● **Work instructions**
Go through the entries below, tally each line with the string "document", and give the final number by itself.

● **Material for the task**
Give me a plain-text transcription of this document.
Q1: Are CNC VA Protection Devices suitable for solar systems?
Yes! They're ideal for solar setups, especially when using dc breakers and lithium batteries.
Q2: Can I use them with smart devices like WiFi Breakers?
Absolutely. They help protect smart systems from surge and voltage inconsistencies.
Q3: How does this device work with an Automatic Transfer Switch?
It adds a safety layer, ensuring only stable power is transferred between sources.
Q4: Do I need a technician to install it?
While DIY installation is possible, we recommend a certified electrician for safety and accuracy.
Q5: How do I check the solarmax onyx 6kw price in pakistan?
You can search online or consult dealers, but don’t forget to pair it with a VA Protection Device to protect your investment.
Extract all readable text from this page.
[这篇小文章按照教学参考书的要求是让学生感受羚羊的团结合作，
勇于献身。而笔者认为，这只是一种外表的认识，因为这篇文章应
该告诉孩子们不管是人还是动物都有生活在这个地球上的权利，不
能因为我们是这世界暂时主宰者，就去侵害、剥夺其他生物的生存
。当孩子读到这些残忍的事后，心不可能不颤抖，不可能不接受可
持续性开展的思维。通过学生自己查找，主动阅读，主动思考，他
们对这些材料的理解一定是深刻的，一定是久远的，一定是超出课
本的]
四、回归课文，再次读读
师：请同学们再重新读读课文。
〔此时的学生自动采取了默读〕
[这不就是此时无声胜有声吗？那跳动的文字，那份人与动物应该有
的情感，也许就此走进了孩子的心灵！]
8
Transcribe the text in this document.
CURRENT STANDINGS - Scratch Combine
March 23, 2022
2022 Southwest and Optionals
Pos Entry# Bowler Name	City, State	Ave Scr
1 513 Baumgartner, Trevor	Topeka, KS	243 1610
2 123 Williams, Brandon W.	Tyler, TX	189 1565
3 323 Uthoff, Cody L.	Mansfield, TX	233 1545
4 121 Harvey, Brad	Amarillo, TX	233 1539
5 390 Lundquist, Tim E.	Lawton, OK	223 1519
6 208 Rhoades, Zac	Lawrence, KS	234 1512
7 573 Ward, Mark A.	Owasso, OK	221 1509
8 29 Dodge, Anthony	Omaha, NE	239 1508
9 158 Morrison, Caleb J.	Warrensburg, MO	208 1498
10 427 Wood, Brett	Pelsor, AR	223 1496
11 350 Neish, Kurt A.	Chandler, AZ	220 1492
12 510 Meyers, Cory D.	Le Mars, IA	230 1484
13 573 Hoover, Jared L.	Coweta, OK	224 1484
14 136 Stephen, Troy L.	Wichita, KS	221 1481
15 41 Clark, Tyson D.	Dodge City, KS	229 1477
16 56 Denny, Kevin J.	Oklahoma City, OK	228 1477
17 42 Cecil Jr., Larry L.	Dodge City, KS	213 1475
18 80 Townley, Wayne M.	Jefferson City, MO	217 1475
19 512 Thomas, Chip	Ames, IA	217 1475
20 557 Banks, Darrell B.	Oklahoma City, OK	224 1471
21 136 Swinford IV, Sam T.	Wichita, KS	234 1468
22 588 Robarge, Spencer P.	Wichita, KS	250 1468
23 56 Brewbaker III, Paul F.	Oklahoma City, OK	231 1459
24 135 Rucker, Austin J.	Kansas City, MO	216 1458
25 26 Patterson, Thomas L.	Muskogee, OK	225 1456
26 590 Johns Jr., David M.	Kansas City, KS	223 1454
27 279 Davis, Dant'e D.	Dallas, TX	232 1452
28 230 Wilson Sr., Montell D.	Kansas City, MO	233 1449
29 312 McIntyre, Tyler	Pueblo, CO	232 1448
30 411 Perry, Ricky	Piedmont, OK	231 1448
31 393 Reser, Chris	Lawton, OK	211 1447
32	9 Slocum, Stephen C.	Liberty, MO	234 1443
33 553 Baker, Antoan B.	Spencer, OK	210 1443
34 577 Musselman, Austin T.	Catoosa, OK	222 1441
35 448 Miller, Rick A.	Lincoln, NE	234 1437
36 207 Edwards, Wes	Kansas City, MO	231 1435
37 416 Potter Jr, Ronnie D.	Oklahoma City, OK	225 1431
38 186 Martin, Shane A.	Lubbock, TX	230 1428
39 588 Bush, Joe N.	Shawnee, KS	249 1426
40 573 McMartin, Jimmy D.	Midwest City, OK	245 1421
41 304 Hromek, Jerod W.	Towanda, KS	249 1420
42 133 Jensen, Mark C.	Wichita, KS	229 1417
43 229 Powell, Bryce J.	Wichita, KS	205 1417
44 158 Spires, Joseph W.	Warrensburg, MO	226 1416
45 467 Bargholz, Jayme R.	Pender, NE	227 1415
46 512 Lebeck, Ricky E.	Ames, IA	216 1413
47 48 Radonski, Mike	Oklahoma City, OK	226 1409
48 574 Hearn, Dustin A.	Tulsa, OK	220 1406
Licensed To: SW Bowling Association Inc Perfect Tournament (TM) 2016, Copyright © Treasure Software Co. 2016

● **Written reply**
2